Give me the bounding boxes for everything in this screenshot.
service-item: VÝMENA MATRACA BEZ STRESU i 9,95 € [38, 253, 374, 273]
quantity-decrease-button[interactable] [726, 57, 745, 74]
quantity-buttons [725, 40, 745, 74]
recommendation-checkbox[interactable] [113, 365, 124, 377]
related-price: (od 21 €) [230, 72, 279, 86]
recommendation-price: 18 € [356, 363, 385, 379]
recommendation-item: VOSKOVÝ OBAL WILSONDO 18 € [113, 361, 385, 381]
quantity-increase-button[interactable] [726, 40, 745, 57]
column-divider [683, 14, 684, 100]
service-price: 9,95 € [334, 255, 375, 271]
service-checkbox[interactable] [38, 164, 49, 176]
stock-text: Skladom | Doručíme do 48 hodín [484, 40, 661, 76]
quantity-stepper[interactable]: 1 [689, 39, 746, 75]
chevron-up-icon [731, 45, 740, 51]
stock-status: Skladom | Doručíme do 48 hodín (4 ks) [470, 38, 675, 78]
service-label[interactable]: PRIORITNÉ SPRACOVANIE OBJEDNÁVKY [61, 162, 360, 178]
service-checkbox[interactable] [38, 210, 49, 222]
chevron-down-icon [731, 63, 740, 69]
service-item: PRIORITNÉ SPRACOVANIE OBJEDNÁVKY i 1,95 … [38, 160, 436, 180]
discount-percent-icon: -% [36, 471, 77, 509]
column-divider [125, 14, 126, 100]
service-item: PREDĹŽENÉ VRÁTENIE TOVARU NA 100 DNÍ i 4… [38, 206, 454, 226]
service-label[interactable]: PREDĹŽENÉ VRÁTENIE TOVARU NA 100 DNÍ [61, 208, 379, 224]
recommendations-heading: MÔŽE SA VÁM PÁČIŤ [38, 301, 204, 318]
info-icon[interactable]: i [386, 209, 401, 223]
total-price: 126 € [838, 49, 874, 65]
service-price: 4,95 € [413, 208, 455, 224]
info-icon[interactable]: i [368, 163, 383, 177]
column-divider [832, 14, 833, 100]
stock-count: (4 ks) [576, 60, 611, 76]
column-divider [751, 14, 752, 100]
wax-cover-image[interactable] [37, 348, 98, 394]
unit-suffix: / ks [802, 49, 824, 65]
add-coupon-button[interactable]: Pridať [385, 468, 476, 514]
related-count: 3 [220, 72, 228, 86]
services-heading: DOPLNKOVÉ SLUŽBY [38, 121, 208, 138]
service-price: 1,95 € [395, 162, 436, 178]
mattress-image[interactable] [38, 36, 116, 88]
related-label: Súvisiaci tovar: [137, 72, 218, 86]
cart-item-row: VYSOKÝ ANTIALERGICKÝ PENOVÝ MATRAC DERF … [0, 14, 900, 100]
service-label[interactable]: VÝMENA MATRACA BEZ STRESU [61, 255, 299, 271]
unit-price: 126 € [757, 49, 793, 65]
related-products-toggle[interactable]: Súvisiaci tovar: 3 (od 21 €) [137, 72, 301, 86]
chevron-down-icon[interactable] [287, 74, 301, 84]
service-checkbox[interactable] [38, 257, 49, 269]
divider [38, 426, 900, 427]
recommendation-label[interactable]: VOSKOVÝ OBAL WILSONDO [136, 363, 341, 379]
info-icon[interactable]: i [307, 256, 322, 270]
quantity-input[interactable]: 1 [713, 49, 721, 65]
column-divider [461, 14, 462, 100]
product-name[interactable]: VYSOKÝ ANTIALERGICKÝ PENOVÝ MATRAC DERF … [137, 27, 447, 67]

EXERCISE BRIEF: Rewrite all the items above with "service-price" swapped for "addon-price" wherever it occurs, keeping every other character unchanged.

RESPONSE TO THIS EXERCISE:
Give me the bounding boxes for everything in this screenshot.
service-item: VÝMENA MATRACA BEZ STRESU i 9,95 € [38, 253, 374, 273]
quantity-decrease-button[interactable] [726, 57, 745, 74]
quantity-buttons [725, 40, 745, 74]
recommendation-checkbox[interactable] [113, 365, 124, 377]
related-price: (od 21 €) [230, 72, 279, 86]
recommendation-price: 18 € [356, 363, 385, 379]
recommendation-item: VOSKOVÝ OBAL WILSONDO 18 € [113, 361, 385, 381]
quantity-increase-button[interactable] [726, 40, 745, 57]
column-divider [683, 14, 684, 100]
addon-price: 9,95 € [334, 255, 375, 271]
service-checkbox[interactable] [38, 164, 49, 176]
stock-text: Skladom | Doručíme do 48 hodín [484, 40, 661, 76]
quantity-stepper[interactable]: 1 [689, 39, 746, 75]
chevron-up-icon [731, 45, 740, 51]
stock-status: Skladom | Doručíme do 48 hodín (4 ks) [470, 38, 675, 78]
service-label[interactable]: PRIORITNÉ SPRACOVANIE OBJEDNÁVKY [61, 162, 360, 178]
service-checkbox[interactable] [38, 210, 49, 222]
chevron-down-icon [731, 63, 740, 69]
service-item: PRIORITNÉ SPRACOVANIE OBJEDNÁVKY i 1,95 … [38, 160, 436, 180]
discount-percent-icon: -% [36, 471, 77, 509]
column-divider [125, 14, 126, 100]
service-item: PREDĹŽENÉ VRÁTENIE TOVARU NA 100 DNÍ i 4… [38, 206, 454, 226]
service-label[interactable]: PREDĹŽENÉ VRÁTENIE TOVARU NA 100 DNÍ [61, 208, 379, 224]
recommendations-heading: MÔŽE SA VÁM PÁČIŤ [38, 301, 204, 318]
info-icon[interactable]: i [386, 209, 401, 223]
total-price: 126 € [838, 49, 874, 65]
addon-price: 4,95 € [413, 208, 455, 224]
info-icon[interactable]: i [368, 163, 383, 177]
column-divider [832, 14, 833, 100]
stock-count: (4 ks) [576, 60, 611, 76]
column-divider [751, 14, 752, 100]
wax-cover-image[interactable] [37, 348, 98, 394]
unit-suffix: / ks [802, 49, 824, 65]
add-coupon-button[interactable]: Pridať [385, 468, 476, 514]
related-count: 3 [220, 72, 228, 86]
services-heading: DOPLNKOVÉ SLUŽBY [38, 121, 208, 138]
addon-price: 1,95 € [395, 162, 436, 178]
mattress-image[interactable] [38, 36, 116, 88]
related-label: Súvisiaci tovar: [137, 72, 218, 86]
cart-item-row: VYSOKÝ ANTIALERGICKÝ PENOVÝ MATRAC DERF … [0, 14, 900, 100]
service-label[interactable]: VÝMENA MATRACA BEZ STRESU [61, 255, 299, 271]
unit-price: 126 € [757, 49, 793, 65]
related-products-toggle[interactable]: Súvisiaci tovar: 3 (od 21 €) [137, 72, 301, 86]
chevron-down-icon[interactable] [287, 74, 301, 84]
service-checkbox[interactable] [38, 257, 49, 269]
divider [38, 426, 900, 427]
recommendation-label[interactable]: VOSKOVÝ OBAL WILSONDO [136, 363, 341, 379]
info-icon[interactable]: i [307, 256, 322, 270]
quantity-input[interactable]: 1 [713, 49, 721, 65]
column-divider [461, 14, 462, 100]
product-name[interactable]: VYSOKÝ ANTIALERGICKÝ PENOVÝ MATRAC DERF … [137, 27, 447, 67]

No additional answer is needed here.